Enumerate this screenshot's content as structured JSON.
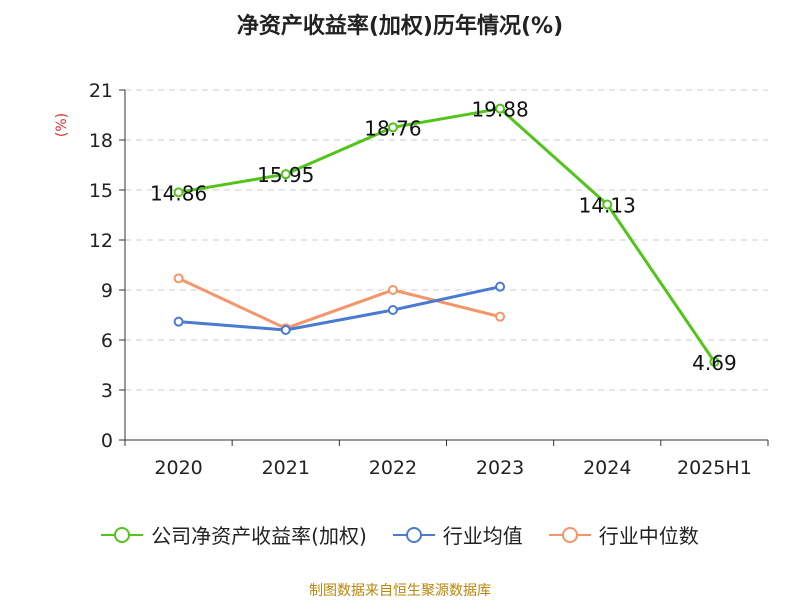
{
  "chart_data": {
    "type": "line",
    "title": "净资产收益率(加权)历年情况(%)",
    "ylabel": "(%)",
    "xlabel": "",
    "categories": [
      "2020",
      "2021",
      "2022",
      "2023",
      "2024",
      "2025H1"
    ],
    "ylim": [
      0,
      21
    ],
    "yticks": [
      0,
      3,
      6,
      9,
      12,
      15,
      18,
      21
    ],
    "grid": true,
    "legend_position": "bottom",
    "series": [
      {
        "name": "公司净资产收益率(加权)",
        "color": "#52c41a",
        "values": [
          14.86,
          15.95,
          18.76,
          19.88,
          14.13,
          4.69
        ],
        "labels": [
          "14.86",
          "15.95",
          "18.76",
          "19.88",
          "14.13",
          "4.69"
        ]
      },
      {
        "name": "行业均值",
        "color": "#4a7bd0",
        "values": [
          7.1,
          6.6,
          7.8,
          9.2,
          null,
          null
        ]
      },
      {
        "name": "行业中位数",
        "color": "#f5956a",
        "values": [
          9.7,
          6.7,
          9.0,
          7.4,
          null,
          null
        ]
      }
    ]
  },
  "source_text": "制图数据来自恒生聚源数据库"
}
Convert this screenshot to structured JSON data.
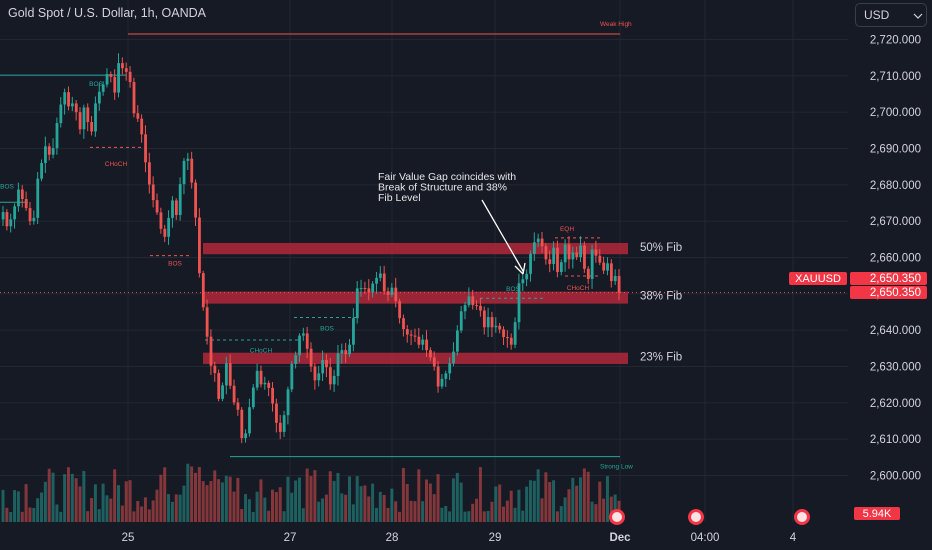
{
  "header": {
    "title": "Gold Spot / U.S. Dollar, 1h, OANDA"
  },
  "currency_button": {
    "label": "USD"
  },
  "price_tag": {
    "symbol": "XAUUSD",
    "price": "2,650.350",
    "bg_color": "#f23645"
  },
  "volume_tag": {
    "label": "5.94K",
    "bg_color": "#f23645"
  },
  "annotation": {
    "lines": [
      "Fair Value Gap coincides with",
      "Break of Structure and 38%",
      "Fib Level"
    ]
  },
  "colors": {
    "background": "#161a25",
    "bull": "#26a69a",
    "bear": "#ef5350",
    "fib_zone": "#b2283a",
    "grid": "#232733",
    "axis_text": "#d1d4dc"
  },
  "chart_data": {
    "type": "candlestick",
    "title": "Gold Spot / U.S. Dollar, 1h, OANDA",
    "ylim": [
      2594,
      2726
    ],
    "y_ticks": [
      2600,
      2610,
      2620,
      2630,
      2640,
      2650,
      2660,
      2670,
      2680,
      2690,
      2700,
      2710,
      2720
    ],
    "y_tick_labels": [
      "2,600.000",
      "2,610.000",
      "2,620.000",
      "2,630.000",
      "2,640.000",
      "2,650.000",
      "2,660.000",
      "2,670.000",
      "2,680.000",
      "2,690.000",
      "2,700.000",
      "2,710.000",
      "2,720.000"
    ],
    "x_tick_labels": [
      "25",
      "27",
      "28",
      "29",
      "Dec",
      "04:00",
      "4"
    ],
    "fib_levels": [
      {
        "label": "50% Fib",
        "low": 2662.0,
        "high": 2664.0
      },
      {
        "label": "38% Fib",
        "low": 2648.4,
        "high": 2650.6
      },
      {
        "label": "23% Fib",
        "low": 2631.8,
        "high": 2633.8
      }
    ],
    "levels": [
      {
        "label": "Weak High",
        "price": 2721.5
      },
      {
        "label": "Strong Low",
        "price": 2605.2
      }
    ],
    "structure_labels": [
      {
        "label": "BOS",
        "price": 2707.8
      },
      {
        "label": "CHoCH",
        "price": 2685.7
      },
      {
        "label": "BOS",
        "price": 2679.5
      },
      {
        "label": "BOS",
        "price": 2658.3
      },
      {
        "label": "BOS",
        "price": 2640.4
      },
      {
        "label": "CHoCH",
        "price": 2634.4
      },
      {
        "label": "BOS",
        "price": 2651.3
      },
      {
        "label": "EQH",
        "price": 2667.9
      },
      {
        "label": "CHoCH",
        "price": 2651.6
      }
    ],
    "close_series": [
      2672.5,
      2668.6,
      2670.5,
      2674.1,
      2678.7,
      2676.1,
      2673.6,
      2670.0,
      2670.9,
      2681.7,
      2686.0,
      2690.6,
      2688.3,
      2690.1,
      2697.0,
      2702.1,
      2705.5,
      2701.6,
      2702.4,
      2700.0,
      2695.3,
      2701.3,
      2697.3,
      2694.7,
      2702.4,
      2705.6,
      2707.6,
      2710.5,
      2709.7,
      2705.4,
      2713.5,
      2712.1,
      2711.1,
      2708.3,
      2699.7,
      2698.2,
      2693.9,
      2686.2,
      2680.1,
      2675.8,
      2672.4,
      2667.9,
      2665.7,
      2670.9,
      2675.7,
      2671.7,
      2680.2,
      2686.6,
      2687.2,
      2680.6,
      2671.0,
      2655.7,
      2646.3,
      2638.2,
      2630.2,
      2628.2,
      2621.1,
      2624.8,
      2630.9,
      2624.7,
      2620.1,
      2618.1,
      2610.3,
      2611.6,
      2618.8,
      2624.2,
      2628.8,
      2625.1,
      2625.5,
      2624.1,
      2619.8,
      2614.5,
      2612.0,
      2616.6,
      2623.7,
      2630.7,
      2633.1,
      2638.5,
      2639.1,
      2634.9,
      2630.0,
      2626.2,
      2628.1,
      2631.8,
      2629.8,
      2625.1,
      2627.4,
      2633.6,
      2634.5,
      2633.4,
      2636.0,
      2643.3,
      2651.5,
      2651.6,
      2651.5,
      2650.4,
      2652.8,
      2654.4,
      2655.6,
      2650.7,
      2649.7,
      2651.7,
      2648.0,
      2643.3,
      2640.3,
      2638.8,
      2638.5,
      2638.2,
      2636.0,
      2637.4,
      2634.5,
      2632.5,
      2630.0,
      2624.5,
      2626.6,
      2628.1,
      2630.9,
      2634.1,
      2639.9,
      2645.2,
      2646.9,
      2649.3,
      2646.9,
      2646.7,
      2645.4,
      2640.8,
      2643.6,
      2640.8,
      2641.2,
      2640.2,
      2638.1,
      2637.9,
      2636.0,
      2642.2,
      2652.9,
      2654.0,
      2655.5,
      2661.0,
      2664.2,
      2665.2,
      2663.1,
      2659.5,
      2658.2,
      2662.7,
      2656.0,
      2658.7,
      2663.6,
      2659.5,
      2661.4,
      2660.1,
      2663.3,
      2656.9,
      2654.1,
      2662.2,
      2660.5,
      2658.6,
      2656.4,
      2658.4,
      2653.5,
      2654.9,
      2650.3
    ],
    "volume_label": "5.94K",
    "volume_ticks": 5
  }
}
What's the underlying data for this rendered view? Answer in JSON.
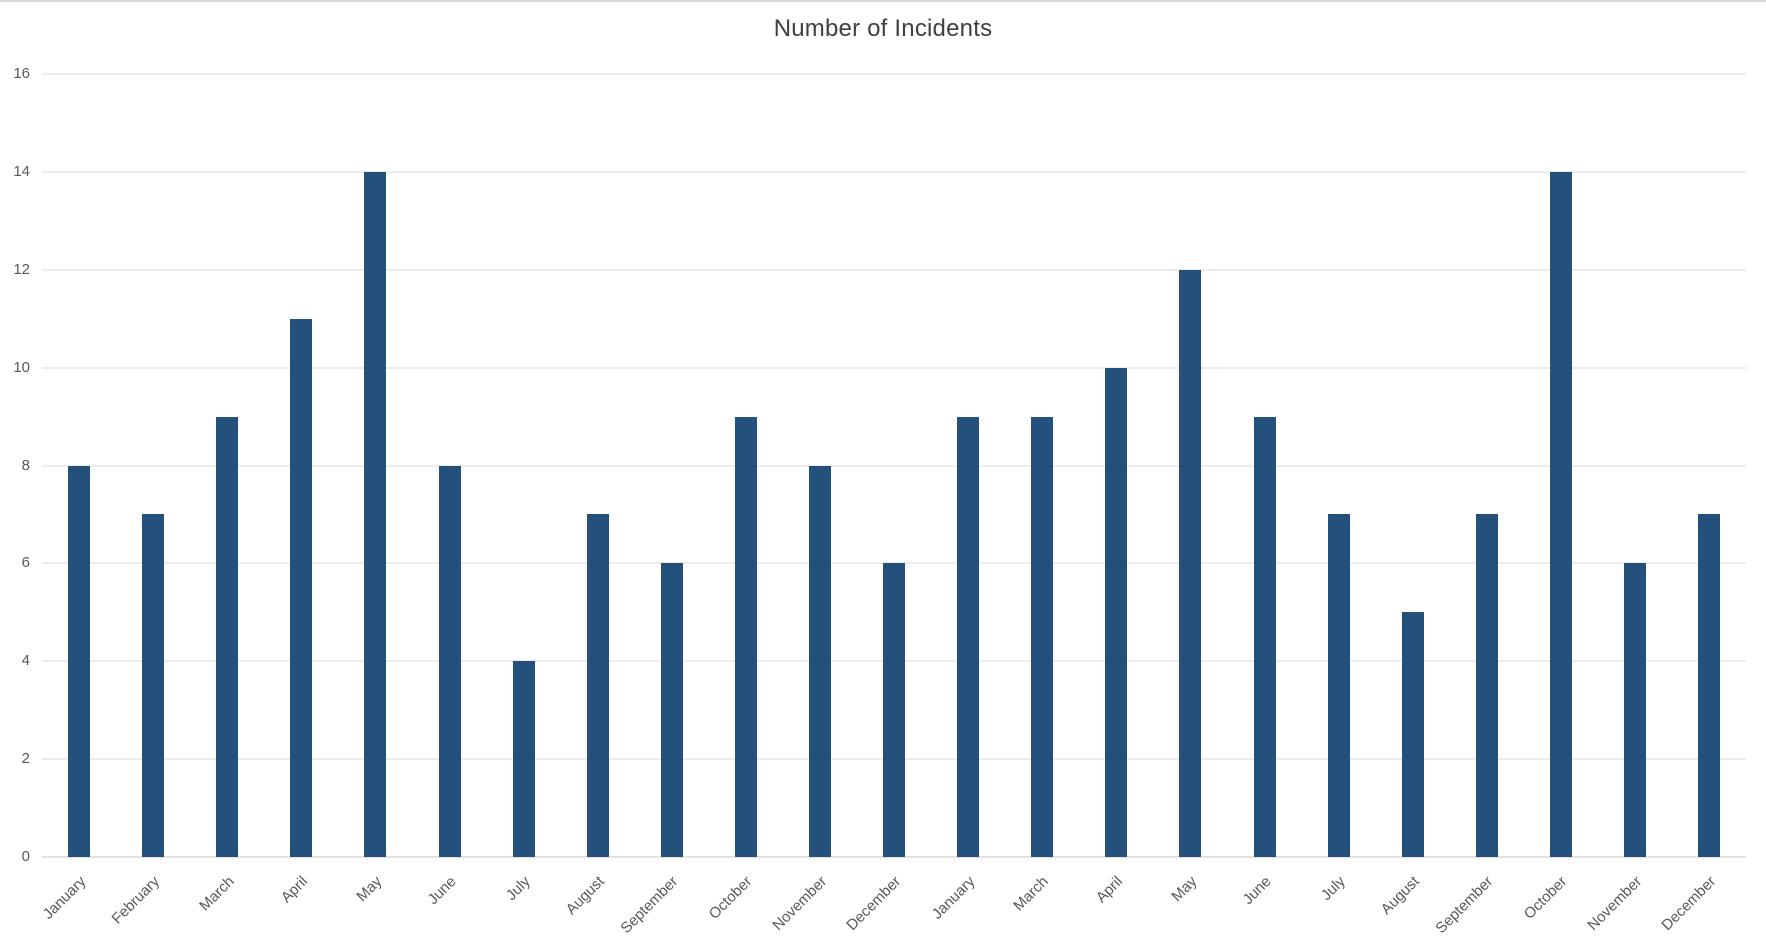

*Task statement*. State how many lines of the records above contain "title", with no words besides the number.

*Output of the exercise*. 3